#### Supplied text:
----------

David’s Tip: Don’t overbake these cookies. Pumpkin continues holding moisture as the cookies cool, so pulling them from the oven when the centers still look slightly soft helps keep that chewy bakery-style texture instead of turning cakey or dry.
Why You’ll Love This Recipe

The Ingredient Breakdown

Top Tip for an Irresistible “Chew”
To keep these cookies from turning into hard discs, watch your bake time like a hawk. Remove them from the oven the exact second the edges just start to turn a light golden brown. They might look slightly under-set in the center, but they will finish firming up on the hot baking sheet as they cool, locking in a soft, bakery-style chew.
How to Make Pumpkin Peanut Butter Cookies (Step-by-Step)
Step 1: Preheat and Prep
Preheat your oven to 350 degrees F. Line a baking sheet with parchment paper or a silicone baking mat, or spray it lightly with non-stick cooking spray. Parchment is the preference because it gives the cookies a clean, even bottom without any extra browning from the pan. While the oven comes to temperature, make sure your butter is properly softened — press it with your finger and it should give easily but still hold its shape.
Step 2: Cream the Wet Ingredients
In the bowl of a stand mixer or using a hand mixer, beat together the peanut butter, softened butter, granulated sugar, and packed brown sugar on medium speed for two to three minutes. You are looking for the mixture to turn lighter in color, look fluffy and well combined, and feel smooth when you run a spatula through it. Scrape down the sides of the bowl. Add the pumpkin puree and beat again until creamy and uniform in color. The batter will turn a beautiful warm orange-tinged color at this stage.

David's Tip
Beat the butter and sugars for a full two to three minutes — not 30 seconds. This creaming step builds the structure of the cookie by incorporating air into the fat. After years working in restaurant kitchens I always say that proper creaming is the step home bakers rush most and regret most. Take the time and your cookies will be noticeably lighter and more tender.
Step 3: Add the Dry Ingredients
In a separate bowl, sift together the all-purpose flour, baking soda, salt, and pumpkin pie spice. With the mixer on low speed, gradually add the flour mixture to the wet batter in two or three additions, mixing just until each addition is incorporated before adding the next. Scrape the sides and bottom of the bowl between additions. Stop mixing the moment you can no longer see any dry flour streaks. The dough will be soft and slightly sticky but should hold its shape when rolled into a ball.
Step 4: Roll and Press
Scoop the dough into portions of about one tablespoon each and roll each portion between your palms into a smooth ball. Place the balls about two inches apart on your prepared baking sheet. Take a fork and press down on each ball with the tines to make a crisscross pattern, flattening the cookie to about a half inch thick. This is the signature look of a peanut butter cookie and it also ensures even baking from edge to center. If the fork sticks to the dough, dip it lightly in granulated sugar between presses.
Step 5: Bake and Cool
Bake the cookies for 10 minutes, or until the very edges are just starting to turn a light golden color. The centers will look soft and slightly underdone and that is completely intentional. Do not wait for the tops to look set — by the time the tops look fully done, the bottoms and edges will have overbaked. Pull them at 10 minutes. Let the cookies cool on the baking sheet for 10 minutes before transferring to a wire rack. They firm up significantly during this resting time and reach their perfect soft, chewy texture as they cool completely.

----------

#### Given records:
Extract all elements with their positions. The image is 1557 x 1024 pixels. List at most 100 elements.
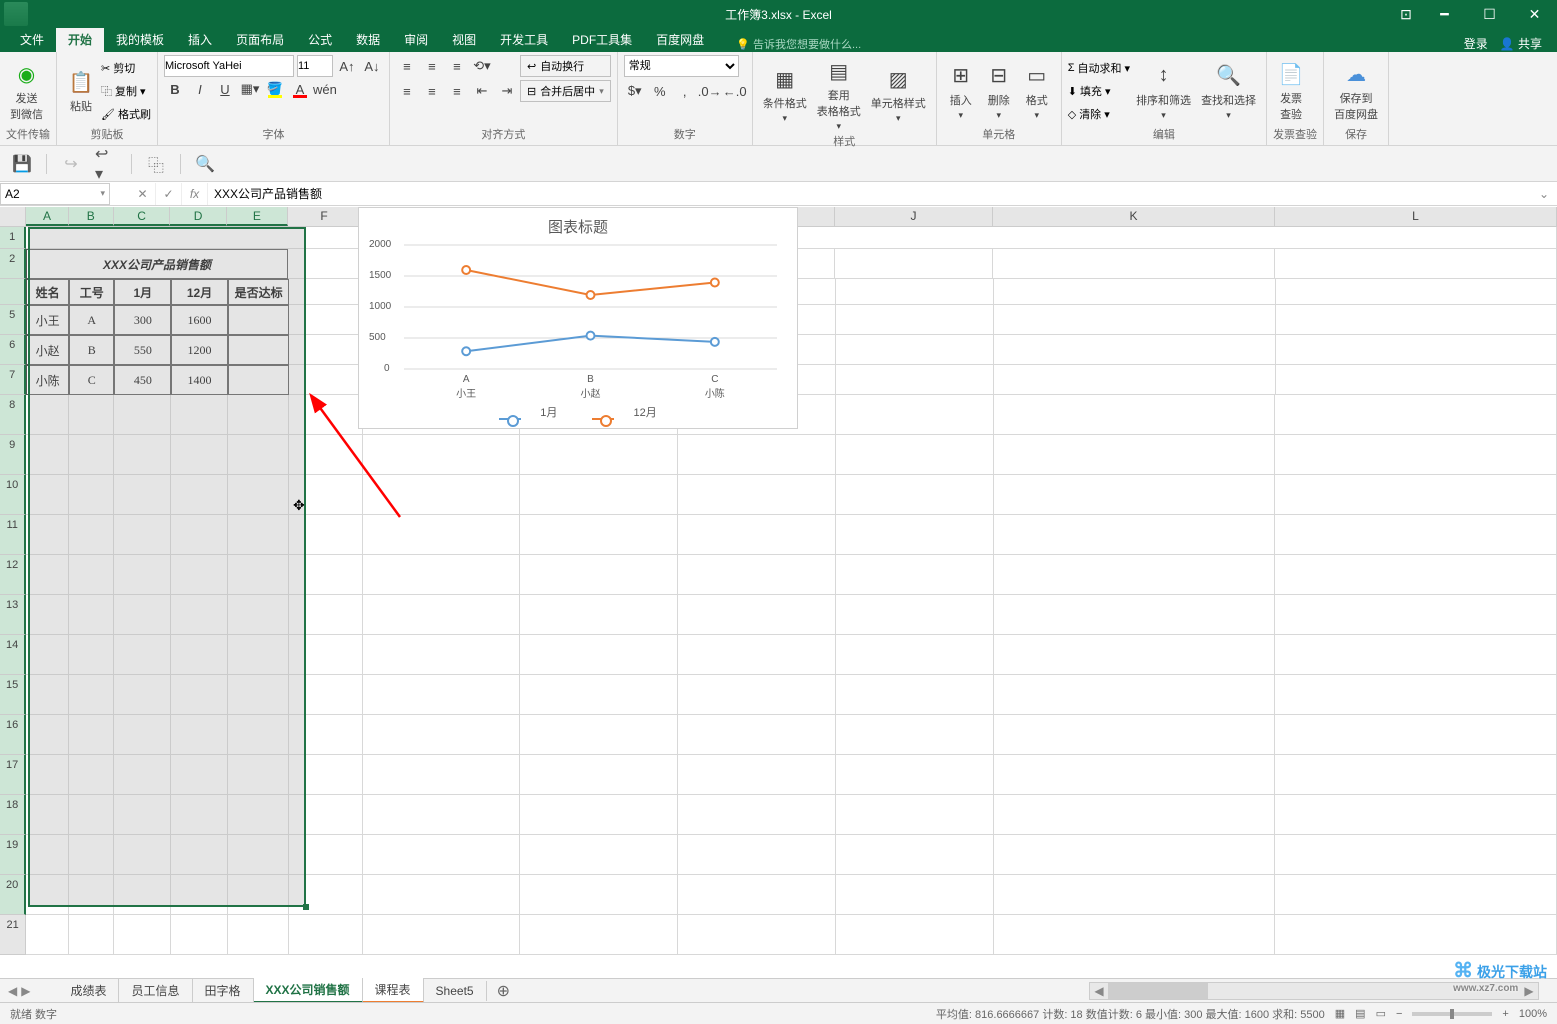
cell[interactable] (1275, 675, 1557, 715)
clear-button[interactable]: ◇清除 ▾ (1068, 103, 1130, 125)
row-header[interactable]: 19 (0, 835, 26, 875)
cell[interactable] (994, 435, 1276, 475)
cell[interactable] (678, 635, 836, 675)
cell[interactable] (1276, 365, 1557, 395)
cell[interactable] (994, 715, 1276, 755)
cell[interactable] (836, 835, 994, 875)
cell[interactable] (678, 595, 836, 635)
align-right-button[interactable]: ≡ (446, 80, 468, 102)
cell[interactable] (836, 555, 994, 595)
tab-formulas[interactable]: 公式 (296, 27, 344, 52)
italic-button[interactable]: I (189, 78, 211, 100)
view-normal-button[interactable]: ▦ (1335, 1007, 1345, 1020)
cell[interactable] (363, 635, 521, 675)
insert-function-button[interactable]: fx (182, 183, 208, 205)
cell[interactable] (363, 795, 521, 835)
cell[interactable] (994, 335, 1275, 365)
tab-developer[interactable]: 开发工具 (488, 27, 560, 52)
cell[interactable] (1275, 715, 1557, 755)
cell[interactable] (1275, 835, 1557, 875)
cell[interactable] (835, 249, 993, 279)
cell[interactable] (228, 915, 289, 955)
cell[interactable] (994, 635, 1276, 675)
cancel-formula-button[interactable]: ✕ (130, 183, 156, 205)
col-header-E[interactable]: E (227, 207, 288, 226)
print-preview-button[interactable]: 🔍 (193, 152, 217, 176)
cell[interactable] (994, 365, 1275, 395)
cell[interactable] (994, 795, 1276, 835)
font-name-select[interactable] (164, 55, 294, 77)
cell[interactable] (520, 515, 678, 555)
cell[interactable] (994, 279, 1275, 305)
col-header-K[interactable]: K (993, 207, 1275, 226)
align-center-button[interactable]: ≡ (421, 80, 443, 102)
cell[interactable] (520, 435, 678, 475)
cell[interactable] (1275, 395, 1557, 435)
cell[interactable] (678, 435, 836, 475)
ribbon-options-icon[interactable]: ⊡ (1390, 0, 1422, 28)
select-all-corner[interactable] (0, 207, 26, 226)
cell[interactable] (836, 875, 994, 915)
cell[interactable] (994, 555, 1276, 595)
cell[interactable] (520, 595, 678, 635)
zoom-out-button[interactable]: − (1396, 1008, 1402, 1020)
row-header[interactable]: 16 (0, 715, 26, 755)
zoom-level[interactable]: 100% (1519, 1008, 1547, 1020)
cell[interactable] (520, 835, 678, 875)
number-format-select[interactable]: 常规 (624, 55, 739, 77)
cell[interactable] (363, 595, 521, 635)
qat-copy-button[interactable]: ⿻ (144, 152, 168, 176)
cell[interactable] (994, 835, 1276, 875)
sheet-nav-first[interactable]: ◀ (8, 984, 17, 998)
chart-plot-area[interactable]: 2000 1500 1000 500 0 (404, 245, 777, 370)
border-button[interactable]: ▦▾ (239, 78, 261, 100)
cell[interactable] (678, 795, 836, 835)
delete-cells-button[interactable]: ⊟删除▾ (981, 55, 1017, 127)
decrease-font-button[interactable]: A↓ (361, 55, 383, 77)
format-painter-button[interactable]: 🖌格式刷 (101, 103, 151, 125)
row-header[interactable]: 1 (0, 227, 26, 249)
cell[interactable] (994, 305, 1275, 335)
insert-cells-button[interactable]: ⊞插入▾ (943, 55, 979, 127)
font-color-button[interactable]: A (289, 78, 311, 100)
phonetic-button[interactable]: wén (314, 78, 336, 100)
row-header[interactable]: 9 (0, 435, 26, 475)
currency-button[interactable]: $▾ (624, 80, 646, 102)
cell[interactable] (520, 875, 678, 915)
row-header[interactable]: 8 (0, 395, 26, 435)
login-link[interactable]: 登录 (1464, 35, 1488, 52)
name-box[interactable]: A2▾ (0, 183, 110, 205)
align-middle-button[interactable]: ≡ (421, 55, 443, 77)
spreadsheet-grid[interactable]: A B C D E F G H I J K L 12XXX公司产品销售额姓名工号… (0, 207, 1557, 978)
bold-button[interactable]: B (164, 78, 186, 100)
fill-button[interactable]: ⬇填充 ▾ (1068, 80, 1130, 102)
row-header[interactable] (0, 279, 26, 305)
font-size-select[interactable] (297, 55, 333, 77)
cell[interactable] (678, 715, 836, 755)
redo-button[interactable]: ↪ (59, 152, 83, 176)
cell[interactable] (363, 835, 521, 875)
decrease-decimal-button[interactable]: ←.0 (724, 80, 746, 102)
cell[interactable] (836, 715, 994, 755)
cell[interactable] (678, 755, 836, 795)
sort-filter-button[interactable]: ↕排序和筛选▾ (1132, 55, 1195, 127)
conditional-format-button[interactable]: ▦条件格式▾ (759, 55, 811, 134)
cell[interactable] (994, 755, 1276, 795)
indent-increase-button[interactable]: ⇥ (496, 80, 518, 102)
cell[interactable] (1275, 555, 1557, 595)
cell[interactable] (363, 555, 521, 595)
cell[interactable] (836, 675, 994, 715)
send-to-wechat-button[interactable]: ◉ 发送 到微信 (6, 55, 47, 127)
cell[interactable] (994, 675, 1276, 715)
col-header-L[interactable]: L (1275, 207, 1557, 226)
cell[interactable] (994, 875, 1276, 915)
row-header[interactable]: 21 (0, 915, 26, 955)
cell[interactable] (994, 475, 1276, 515)
cell[interactable] (1276, 279, 1557, 305)
tellme-search[interactable]: 💡 告诉我您想要做什么... (716, 36, 861, 52)
tab-file[interactable]: 文件 (8, 27, 56, 52)
find-select-button[interactable]: 🔍查找和选择▾ (1197, 55, 1260, 127)
formula-input[interactable]: XXX公司产品销售额 (208, 185, 1531, 202)
cell[interactable] (836, 915, 994, 955)
tab-baidu[interactable]: 百度网盘 (644, 27, 716, 52)
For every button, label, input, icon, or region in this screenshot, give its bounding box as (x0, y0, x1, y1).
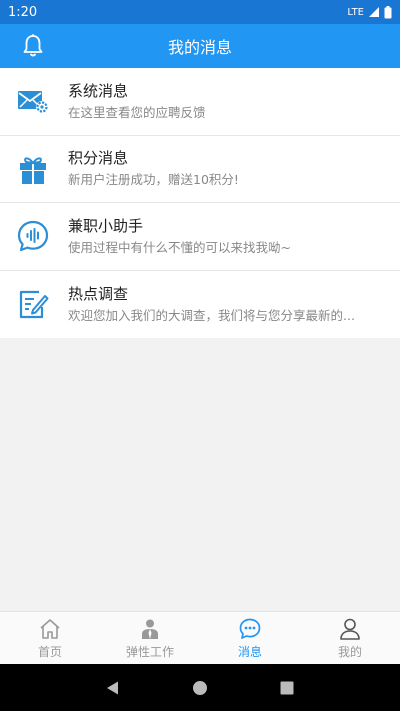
tab-label: 弹性工作 (125, 644, 174, 659)
app-header: 我的消息 (0, 24, 400, 68)
user-icon (340, 618, 360, 640)
recents-icon[interactable] (279, 680, 295, 696)
message-icon (239, 618, 261, 639)
tab-profile[interactable]: 我的 (300, 612, 400, 664)
message-subtitle: 新用户注册成功，赠送10积分! (68, 172, 239, 188)
bottom-tab-bar: 首页 弹性工作 消息 我的 (0, 611, 400, 664)
tab-label: 首页 (37, 644, 62, 659)
message-subtitle: 在这里查看您的应聘反馈 (68, 104, 206, 120)
tab-home[interactable]: 首页 (0, 612, 100, 664)
message-subtitle: 使用过程中有什么不懂的可以来找我呦~ (68, 239, 291, 255)
network-label: LTE (347, 6, 364, 18)
tab-label: 消息 (237, 644, 262, 659)
message-subtitle: 欢迎您加入我们的大调查，我们将与您分享最新的... (68, 307, 355, 323)
back-icon[interactable] (105, 680, 121, 696)
survey-icon (16, 287, 50, 321)
voice-chat-icon (16, 219, 50, 253)
bell-icon[interactable] (20, 33, 46, 59)
page-title: 我的消息 (167, 38, 232, 57)
home-icon (40, 618, 60, 639)
message-item-assistant[interactable]: 兼职小助手 使用过程中有什么不懂的可以来找我呦~ (0, 203, 400, 271)
status-indicators: LTE (347, 5, 392, 19)
home-circle-icon[interactable] (192, 680, 208, 696)
tab-messages[interactable]: 消息 (200, 612, 300, 664)
worker-icon (142, 619, 158, 639)
status-bar: 1:20 LTE (0, 0, 400, 24)
message-title: 热点调查 (68, 284, 129, 303)
message-item-points[interactable]: 积分消息 新用户注册成功，赠送10积分! (0, 135, 400, 203)
tab-flexible-work[interactable]: 弹性工作 (100, 612, 200, 664)
tab-label: 我的 (337, 644, 362, 659)
message-title: 兼职小助手 (68, 216, 144, 235)
mail-settings-icon (16, 84, 50, 118)
message-title: 积分消息 (68, 149, 129, 168)
message-list: 系统消息 在这里查看您的应聘反馈 积分消息 新用户注册成功，赠送10积分! 兼职… (0, 68, 400, 338)
battery-icon (384, 5, 392, 18)
message-item-system[interactable]: 系统消息 在这里查看您的应聘反馈 (0, 68, 400, 136)
system-nav-bar (0, 664, 400, 711)
status-time: 1:20 (8, 4, 38, 20)
message-item-survey[interactable]: 热点调查 欢迎您加入我们的大调查，我们将与您分享最新的... (0, 270, 400, 338)
gift-icon (16, 152, 50, 186)
message-title: 系统消息 (68, 81, 129, 100)
signal-icon (369, 7, 379, 17)
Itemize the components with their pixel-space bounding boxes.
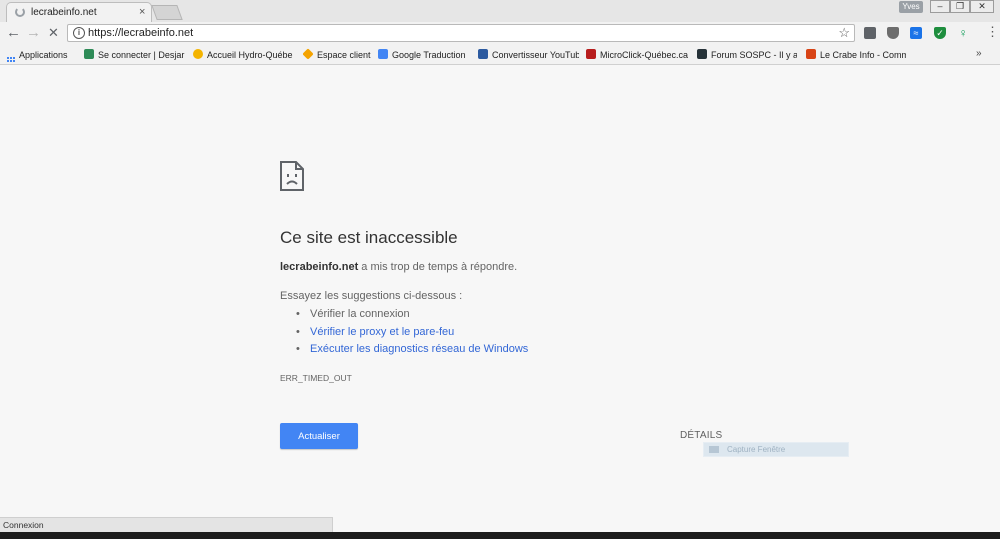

----------

#### Tasks:
A: According to the pumpkin peanut butter cookie recipe, why is parchment paper preferred for lining the baking sheet?
B: Update the entries from the line with "cell[interactable] (1275, 675, 1557, 715)" to the line with "cell[interactable] (836, 555, 994, 595)", replacing "align-right-button" with "right-align-button" and leaving everything else unchanged. Return only those lines.

#### Results:
A: Parchment gives the cookies a clean, even bottom without any extra browning from the pan.

B:
cell[interactable] (1275, 675, 1557, 715)
clear-button[interactable]: ◇清除 ▾ (1068, 103, 1130, 125)
row-header[interactable]: 19 (0, 835, 26, 875)
cell[interactable] (994, 435, 1276, 475)
cell[interactable] (678, 635, 836, 675)
cell[interactable] (1276, 365, 1557, 395)
cell[interactable] (994, 715, 1276, 755)
cell[interactable] (836, 835, 994, 875)
cell[interactable] (678, 595, 836, 635)
right-align-button[interactable]: ≡ (446, 80, 468, 102)
cell[interactable] (836, 555, 994, 595)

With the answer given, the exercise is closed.